- **PROBLEM REQUIREMENTS**: Collect the lines of the entries where "text" shows up.

▬▬▬▬▬▬▬▬▬▬

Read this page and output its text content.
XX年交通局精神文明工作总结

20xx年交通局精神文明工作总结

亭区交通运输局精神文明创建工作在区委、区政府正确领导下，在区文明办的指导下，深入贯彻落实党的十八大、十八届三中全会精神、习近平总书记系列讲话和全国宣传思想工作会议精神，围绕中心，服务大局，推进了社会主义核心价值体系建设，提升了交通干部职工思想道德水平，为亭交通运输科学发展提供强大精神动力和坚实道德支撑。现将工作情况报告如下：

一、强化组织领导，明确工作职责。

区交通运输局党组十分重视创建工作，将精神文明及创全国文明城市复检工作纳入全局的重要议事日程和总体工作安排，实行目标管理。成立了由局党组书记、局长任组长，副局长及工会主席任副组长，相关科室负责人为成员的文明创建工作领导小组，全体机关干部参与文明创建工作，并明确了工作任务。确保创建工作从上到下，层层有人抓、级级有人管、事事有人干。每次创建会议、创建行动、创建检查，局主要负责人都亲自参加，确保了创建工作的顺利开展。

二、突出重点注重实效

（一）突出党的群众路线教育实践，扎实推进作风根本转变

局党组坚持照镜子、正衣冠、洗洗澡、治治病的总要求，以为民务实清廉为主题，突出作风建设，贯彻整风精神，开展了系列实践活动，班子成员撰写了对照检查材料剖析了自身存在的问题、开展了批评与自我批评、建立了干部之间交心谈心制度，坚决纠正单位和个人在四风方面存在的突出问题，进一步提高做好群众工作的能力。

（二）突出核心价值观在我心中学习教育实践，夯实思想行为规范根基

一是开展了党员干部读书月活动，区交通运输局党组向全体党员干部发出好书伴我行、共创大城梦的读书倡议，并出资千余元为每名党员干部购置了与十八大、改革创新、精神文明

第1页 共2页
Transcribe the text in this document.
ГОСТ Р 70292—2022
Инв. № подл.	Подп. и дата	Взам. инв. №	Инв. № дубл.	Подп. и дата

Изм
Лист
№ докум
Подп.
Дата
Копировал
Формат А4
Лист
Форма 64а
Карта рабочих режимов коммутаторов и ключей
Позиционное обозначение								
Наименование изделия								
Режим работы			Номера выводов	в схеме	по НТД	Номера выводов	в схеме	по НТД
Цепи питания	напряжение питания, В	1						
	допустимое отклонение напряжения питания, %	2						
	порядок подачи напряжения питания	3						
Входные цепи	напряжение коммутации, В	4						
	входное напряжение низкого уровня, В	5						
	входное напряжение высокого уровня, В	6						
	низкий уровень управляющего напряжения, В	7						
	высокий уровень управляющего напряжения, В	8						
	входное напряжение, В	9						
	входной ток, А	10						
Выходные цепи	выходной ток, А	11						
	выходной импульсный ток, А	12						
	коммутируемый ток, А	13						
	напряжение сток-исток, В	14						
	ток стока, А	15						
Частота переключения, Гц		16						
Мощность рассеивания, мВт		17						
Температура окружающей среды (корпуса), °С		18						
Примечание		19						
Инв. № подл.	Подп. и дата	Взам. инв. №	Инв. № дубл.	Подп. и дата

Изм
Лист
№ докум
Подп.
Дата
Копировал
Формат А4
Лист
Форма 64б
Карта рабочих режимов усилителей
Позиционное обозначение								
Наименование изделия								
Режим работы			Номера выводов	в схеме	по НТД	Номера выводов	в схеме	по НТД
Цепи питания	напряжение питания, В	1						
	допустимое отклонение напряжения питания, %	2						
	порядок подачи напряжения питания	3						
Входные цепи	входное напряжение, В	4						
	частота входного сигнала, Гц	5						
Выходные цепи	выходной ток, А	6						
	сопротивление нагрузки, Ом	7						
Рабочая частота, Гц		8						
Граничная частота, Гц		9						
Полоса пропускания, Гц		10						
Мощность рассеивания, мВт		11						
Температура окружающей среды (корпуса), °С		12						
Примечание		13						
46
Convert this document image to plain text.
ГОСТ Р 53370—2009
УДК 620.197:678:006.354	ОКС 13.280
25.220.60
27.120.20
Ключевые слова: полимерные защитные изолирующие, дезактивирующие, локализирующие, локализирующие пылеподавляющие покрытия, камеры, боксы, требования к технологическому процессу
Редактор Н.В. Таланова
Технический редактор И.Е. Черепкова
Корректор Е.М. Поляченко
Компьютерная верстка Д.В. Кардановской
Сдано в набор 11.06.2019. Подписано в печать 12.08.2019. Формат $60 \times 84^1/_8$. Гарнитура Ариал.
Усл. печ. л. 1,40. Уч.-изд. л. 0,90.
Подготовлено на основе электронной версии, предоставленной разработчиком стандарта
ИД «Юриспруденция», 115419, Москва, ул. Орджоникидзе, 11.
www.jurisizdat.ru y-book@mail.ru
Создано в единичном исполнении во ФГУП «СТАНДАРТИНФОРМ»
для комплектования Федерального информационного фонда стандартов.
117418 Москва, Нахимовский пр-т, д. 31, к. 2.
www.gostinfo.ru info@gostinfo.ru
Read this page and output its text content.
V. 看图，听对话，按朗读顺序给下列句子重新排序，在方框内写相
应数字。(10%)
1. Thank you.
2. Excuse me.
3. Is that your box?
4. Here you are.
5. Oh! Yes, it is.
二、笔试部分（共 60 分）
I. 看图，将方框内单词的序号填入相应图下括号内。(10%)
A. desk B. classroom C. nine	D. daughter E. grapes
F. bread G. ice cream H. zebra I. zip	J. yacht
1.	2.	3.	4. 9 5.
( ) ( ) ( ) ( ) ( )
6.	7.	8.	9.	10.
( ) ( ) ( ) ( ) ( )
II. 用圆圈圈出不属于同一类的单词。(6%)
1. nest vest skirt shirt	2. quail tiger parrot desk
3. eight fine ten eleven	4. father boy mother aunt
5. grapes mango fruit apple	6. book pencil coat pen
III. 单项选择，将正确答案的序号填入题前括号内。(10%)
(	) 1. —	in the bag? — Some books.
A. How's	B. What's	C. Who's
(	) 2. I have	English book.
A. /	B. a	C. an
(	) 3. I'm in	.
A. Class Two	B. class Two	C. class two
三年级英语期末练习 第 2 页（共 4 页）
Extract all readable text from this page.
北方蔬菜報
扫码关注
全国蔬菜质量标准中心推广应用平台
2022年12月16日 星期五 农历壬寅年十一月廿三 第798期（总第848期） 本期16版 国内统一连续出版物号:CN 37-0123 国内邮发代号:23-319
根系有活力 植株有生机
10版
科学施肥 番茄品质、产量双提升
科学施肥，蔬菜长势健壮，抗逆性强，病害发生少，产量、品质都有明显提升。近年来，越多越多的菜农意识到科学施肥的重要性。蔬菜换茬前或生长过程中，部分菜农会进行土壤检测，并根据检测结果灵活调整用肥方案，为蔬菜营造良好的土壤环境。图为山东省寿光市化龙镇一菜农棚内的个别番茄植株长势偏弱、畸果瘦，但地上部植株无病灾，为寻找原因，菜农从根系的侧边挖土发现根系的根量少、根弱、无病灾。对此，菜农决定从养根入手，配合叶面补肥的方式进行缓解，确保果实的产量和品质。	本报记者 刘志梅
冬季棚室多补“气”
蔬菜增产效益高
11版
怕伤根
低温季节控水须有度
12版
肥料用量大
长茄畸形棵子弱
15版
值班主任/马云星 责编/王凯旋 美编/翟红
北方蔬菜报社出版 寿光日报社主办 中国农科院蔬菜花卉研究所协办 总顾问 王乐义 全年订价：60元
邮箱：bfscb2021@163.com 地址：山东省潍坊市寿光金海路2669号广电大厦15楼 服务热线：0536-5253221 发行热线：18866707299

▬▬▬▬▬▬▬▬▬▬

- **THE RESPONSE**:
Read this page and output its text content.
Transcribe the text in this document.
Convert this document image to plain text.
Read this page and output its text content.
Extract all readable text from this page.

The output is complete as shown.